* [OBJECTIVE]
Isolate every line in the records below with "issues" in it.

━━━━━━━━━━━━━━━━━━━━

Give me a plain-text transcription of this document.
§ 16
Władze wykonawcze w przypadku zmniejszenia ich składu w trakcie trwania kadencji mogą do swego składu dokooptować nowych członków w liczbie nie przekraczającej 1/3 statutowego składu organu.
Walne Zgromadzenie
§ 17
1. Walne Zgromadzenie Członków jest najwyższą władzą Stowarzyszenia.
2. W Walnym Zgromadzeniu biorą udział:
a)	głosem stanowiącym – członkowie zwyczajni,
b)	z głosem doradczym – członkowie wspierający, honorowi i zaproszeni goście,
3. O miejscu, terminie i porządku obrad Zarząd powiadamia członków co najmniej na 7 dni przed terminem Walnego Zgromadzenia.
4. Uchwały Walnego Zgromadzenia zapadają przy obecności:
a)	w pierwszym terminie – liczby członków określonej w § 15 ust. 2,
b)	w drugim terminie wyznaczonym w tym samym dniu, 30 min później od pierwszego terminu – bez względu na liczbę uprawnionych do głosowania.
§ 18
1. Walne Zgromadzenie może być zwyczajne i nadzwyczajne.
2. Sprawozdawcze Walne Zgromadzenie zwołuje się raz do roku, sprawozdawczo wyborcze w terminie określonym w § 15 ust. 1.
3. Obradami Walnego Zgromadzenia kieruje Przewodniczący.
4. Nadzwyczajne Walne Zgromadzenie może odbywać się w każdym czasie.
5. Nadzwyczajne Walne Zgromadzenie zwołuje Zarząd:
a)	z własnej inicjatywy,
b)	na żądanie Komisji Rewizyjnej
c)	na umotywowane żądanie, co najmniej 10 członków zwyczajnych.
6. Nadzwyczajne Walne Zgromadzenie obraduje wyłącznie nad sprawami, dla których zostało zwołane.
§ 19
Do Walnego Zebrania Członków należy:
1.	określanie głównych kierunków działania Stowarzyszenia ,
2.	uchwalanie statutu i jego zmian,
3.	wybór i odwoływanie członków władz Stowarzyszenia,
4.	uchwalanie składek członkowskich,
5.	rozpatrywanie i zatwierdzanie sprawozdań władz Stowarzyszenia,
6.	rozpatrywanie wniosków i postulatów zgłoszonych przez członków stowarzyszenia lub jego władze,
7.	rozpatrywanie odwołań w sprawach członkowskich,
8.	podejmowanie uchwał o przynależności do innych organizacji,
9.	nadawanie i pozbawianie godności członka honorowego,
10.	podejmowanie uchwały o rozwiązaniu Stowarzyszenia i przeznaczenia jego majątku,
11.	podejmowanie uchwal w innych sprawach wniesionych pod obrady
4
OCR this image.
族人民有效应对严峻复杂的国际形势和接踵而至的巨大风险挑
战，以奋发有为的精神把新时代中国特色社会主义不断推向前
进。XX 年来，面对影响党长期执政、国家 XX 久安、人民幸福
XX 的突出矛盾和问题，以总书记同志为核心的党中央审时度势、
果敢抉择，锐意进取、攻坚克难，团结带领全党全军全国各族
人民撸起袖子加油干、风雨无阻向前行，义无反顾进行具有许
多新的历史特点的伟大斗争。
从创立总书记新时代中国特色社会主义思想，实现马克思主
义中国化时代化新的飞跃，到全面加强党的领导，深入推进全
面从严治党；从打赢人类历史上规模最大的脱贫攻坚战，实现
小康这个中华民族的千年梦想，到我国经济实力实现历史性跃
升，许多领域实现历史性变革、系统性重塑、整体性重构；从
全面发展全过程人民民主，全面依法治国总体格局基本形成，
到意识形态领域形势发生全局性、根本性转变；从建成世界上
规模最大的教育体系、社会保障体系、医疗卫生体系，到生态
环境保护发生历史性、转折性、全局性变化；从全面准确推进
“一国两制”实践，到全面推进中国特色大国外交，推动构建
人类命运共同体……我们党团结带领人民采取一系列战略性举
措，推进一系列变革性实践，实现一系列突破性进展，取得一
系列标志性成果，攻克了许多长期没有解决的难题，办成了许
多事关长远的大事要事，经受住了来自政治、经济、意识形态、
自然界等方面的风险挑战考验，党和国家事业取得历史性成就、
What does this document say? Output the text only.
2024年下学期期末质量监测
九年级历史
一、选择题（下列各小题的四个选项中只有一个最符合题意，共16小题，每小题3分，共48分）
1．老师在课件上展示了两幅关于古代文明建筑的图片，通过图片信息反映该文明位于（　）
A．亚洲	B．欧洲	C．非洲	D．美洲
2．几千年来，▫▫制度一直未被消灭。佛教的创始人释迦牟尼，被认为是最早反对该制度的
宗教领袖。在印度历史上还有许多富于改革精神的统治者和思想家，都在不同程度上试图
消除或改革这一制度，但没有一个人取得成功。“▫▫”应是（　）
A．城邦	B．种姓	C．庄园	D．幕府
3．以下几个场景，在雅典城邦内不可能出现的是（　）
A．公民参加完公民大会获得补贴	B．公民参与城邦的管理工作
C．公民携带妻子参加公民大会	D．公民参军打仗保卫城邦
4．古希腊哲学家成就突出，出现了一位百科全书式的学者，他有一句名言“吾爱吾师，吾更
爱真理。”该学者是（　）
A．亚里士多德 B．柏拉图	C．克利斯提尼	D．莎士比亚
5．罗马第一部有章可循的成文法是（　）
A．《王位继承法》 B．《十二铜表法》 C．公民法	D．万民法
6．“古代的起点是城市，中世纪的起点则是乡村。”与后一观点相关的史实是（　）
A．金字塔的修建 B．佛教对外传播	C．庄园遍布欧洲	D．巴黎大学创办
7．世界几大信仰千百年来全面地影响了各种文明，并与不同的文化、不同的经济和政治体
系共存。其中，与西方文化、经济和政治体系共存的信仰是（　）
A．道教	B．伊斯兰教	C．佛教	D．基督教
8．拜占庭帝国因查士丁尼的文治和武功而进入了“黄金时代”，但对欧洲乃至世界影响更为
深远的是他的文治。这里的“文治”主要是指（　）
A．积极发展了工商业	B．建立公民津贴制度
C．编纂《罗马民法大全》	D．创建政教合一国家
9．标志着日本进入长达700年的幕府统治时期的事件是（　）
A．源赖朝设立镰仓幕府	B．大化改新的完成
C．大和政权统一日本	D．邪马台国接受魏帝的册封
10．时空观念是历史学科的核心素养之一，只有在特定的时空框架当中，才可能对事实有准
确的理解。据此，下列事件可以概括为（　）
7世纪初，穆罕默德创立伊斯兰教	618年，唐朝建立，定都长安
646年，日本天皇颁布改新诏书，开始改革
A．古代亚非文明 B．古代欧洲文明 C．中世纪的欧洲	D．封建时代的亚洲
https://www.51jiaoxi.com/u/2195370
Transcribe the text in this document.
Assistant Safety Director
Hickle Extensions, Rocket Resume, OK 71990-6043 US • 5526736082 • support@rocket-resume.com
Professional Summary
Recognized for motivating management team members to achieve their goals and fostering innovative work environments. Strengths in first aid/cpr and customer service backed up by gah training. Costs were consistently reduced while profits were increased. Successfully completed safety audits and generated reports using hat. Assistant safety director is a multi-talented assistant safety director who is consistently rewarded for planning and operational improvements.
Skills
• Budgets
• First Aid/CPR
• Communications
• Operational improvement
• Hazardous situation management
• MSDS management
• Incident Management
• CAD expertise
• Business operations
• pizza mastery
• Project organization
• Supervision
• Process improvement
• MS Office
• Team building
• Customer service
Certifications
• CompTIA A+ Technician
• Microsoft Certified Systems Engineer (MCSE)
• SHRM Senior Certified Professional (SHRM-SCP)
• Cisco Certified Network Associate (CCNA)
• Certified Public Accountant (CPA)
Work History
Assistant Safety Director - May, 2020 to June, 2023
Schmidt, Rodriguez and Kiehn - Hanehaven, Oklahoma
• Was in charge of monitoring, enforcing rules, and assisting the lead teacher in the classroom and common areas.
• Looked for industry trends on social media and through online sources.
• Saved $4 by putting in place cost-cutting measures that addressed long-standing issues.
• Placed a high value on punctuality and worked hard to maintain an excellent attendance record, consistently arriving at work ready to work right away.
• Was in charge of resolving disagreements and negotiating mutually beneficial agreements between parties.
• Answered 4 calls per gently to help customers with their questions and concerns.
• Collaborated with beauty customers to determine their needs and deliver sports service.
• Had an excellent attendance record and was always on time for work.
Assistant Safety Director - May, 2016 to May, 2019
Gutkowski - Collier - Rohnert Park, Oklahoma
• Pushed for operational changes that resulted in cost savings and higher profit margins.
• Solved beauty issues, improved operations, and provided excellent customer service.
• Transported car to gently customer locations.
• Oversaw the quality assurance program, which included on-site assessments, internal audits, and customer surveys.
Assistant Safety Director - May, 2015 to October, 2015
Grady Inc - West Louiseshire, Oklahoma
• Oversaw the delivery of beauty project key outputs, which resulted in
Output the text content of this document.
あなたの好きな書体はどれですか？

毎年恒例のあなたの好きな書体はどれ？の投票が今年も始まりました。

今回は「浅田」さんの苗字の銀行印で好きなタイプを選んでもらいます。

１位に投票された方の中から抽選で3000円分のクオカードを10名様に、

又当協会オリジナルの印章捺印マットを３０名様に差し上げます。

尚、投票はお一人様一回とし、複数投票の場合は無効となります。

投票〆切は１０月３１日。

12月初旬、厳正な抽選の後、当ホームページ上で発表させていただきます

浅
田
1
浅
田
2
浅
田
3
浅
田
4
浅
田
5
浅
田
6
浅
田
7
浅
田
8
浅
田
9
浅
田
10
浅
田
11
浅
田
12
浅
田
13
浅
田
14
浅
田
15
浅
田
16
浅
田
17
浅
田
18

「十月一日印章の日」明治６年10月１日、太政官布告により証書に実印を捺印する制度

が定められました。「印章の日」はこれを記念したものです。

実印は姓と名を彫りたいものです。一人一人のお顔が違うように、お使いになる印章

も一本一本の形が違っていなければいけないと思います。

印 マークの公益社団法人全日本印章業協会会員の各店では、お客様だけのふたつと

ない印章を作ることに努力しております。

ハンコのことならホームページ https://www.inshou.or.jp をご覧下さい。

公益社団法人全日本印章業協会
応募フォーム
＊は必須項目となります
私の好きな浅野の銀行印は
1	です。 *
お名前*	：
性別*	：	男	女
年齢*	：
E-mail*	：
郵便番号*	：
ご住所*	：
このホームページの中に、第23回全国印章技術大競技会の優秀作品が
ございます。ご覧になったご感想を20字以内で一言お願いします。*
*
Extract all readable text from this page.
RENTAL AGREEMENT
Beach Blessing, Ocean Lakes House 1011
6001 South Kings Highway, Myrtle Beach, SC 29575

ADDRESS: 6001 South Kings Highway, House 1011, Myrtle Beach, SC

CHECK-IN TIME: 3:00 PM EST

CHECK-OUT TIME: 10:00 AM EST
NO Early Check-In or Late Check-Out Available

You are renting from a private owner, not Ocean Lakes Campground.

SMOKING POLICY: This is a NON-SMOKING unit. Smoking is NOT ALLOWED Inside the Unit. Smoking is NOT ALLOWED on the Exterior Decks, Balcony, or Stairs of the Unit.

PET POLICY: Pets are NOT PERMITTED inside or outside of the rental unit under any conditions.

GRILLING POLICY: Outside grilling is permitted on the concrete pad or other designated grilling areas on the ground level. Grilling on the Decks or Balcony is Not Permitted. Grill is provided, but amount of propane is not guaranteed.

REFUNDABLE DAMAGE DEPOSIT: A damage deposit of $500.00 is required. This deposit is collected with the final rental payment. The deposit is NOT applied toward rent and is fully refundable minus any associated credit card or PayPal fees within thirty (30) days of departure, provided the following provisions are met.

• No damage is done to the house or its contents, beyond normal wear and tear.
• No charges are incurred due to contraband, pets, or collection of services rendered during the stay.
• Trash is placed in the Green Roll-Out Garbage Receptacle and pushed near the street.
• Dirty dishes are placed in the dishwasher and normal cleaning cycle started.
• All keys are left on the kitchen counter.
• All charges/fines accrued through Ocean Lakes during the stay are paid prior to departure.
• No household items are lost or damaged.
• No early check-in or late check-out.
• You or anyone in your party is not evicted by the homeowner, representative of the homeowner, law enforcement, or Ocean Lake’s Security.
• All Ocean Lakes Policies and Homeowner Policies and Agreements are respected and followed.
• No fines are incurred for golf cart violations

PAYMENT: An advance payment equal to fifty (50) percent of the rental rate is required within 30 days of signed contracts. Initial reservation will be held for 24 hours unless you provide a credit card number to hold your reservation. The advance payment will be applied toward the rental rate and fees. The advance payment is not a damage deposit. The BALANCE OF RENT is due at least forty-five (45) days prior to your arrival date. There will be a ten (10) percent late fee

━━━━━━━━━━━━━━━━━━━━

* [RESULT OF THIS EXERCISE]
• Saved $4 by putting in place cost-cutting measures that addressed long-standing issues.
• Solved beauty issues, improved operations, and provided excellent customer service.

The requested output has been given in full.